(GOAL OF THE EXERCISE) Reproduce all of the material exactly as shown.

------------------------------------------------

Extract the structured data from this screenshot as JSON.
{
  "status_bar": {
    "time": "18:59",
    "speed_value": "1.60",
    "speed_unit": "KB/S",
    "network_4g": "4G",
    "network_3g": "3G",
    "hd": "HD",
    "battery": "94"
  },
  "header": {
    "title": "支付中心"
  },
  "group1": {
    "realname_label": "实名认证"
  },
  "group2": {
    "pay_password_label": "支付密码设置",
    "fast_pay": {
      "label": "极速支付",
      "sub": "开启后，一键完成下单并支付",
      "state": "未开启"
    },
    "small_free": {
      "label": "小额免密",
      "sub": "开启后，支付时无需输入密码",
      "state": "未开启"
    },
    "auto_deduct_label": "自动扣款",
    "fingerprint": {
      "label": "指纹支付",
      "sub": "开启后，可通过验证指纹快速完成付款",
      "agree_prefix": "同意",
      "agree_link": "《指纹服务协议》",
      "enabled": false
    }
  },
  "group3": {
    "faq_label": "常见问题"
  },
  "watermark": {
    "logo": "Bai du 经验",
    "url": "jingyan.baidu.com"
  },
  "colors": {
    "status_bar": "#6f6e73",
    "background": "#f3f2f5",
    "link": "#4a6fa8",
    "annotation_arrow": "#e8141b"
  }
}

------------------------------------------------

(THE REPLY)
Extract the structured data from this screenshot as JSON.
{
  "status_bar": {
    "time": "18:59",
    "speed_value": "1.60",
    "speed_unit": "KB/S",
    "network_4g": "4G",
    "network_3g": "3G",
    "hd": "HD",
    "battery": "94"
  },
  "header": {
    "title": "支付中心"
  },
  "group1": {
    "realname_label": "实名认证"
  },
  "group2": {
    "pay_password_label": "支付密码设置",
    "fast_pay": {
      "label": "极速支付",
      "sub": "开启后，一键完成下单并支付",
      "state": "未开启"
    },
    "small_free": {
      "label": "小额免密",
      "sub": "开启后，支付时无需输入密码",
      "state": "未开启"
    },
    "auto_deduct_label": "自动扣款",
    "fingerprint": {
      "label": "指纹支付",
      "sub": "开启后，可通过验证指纹快速完成付款",
      "agree_prefix": "同意",
      "agree_link": "《指纹服务协议》",
      "enabled": false
    }
  },
  "group3": {
    "faq_label": "常见问题"
  },
  "watermark": {
    "logo": "Bai du 经验",
    "url": "jingyan.baidu.com"
  },
  "colors": {
    "status_bar": "#6f6e73",
    "background": "#f3f2f5",
    "link": "#4a6fa8",
    "annotation_arrow": "#e8141b"
  }
}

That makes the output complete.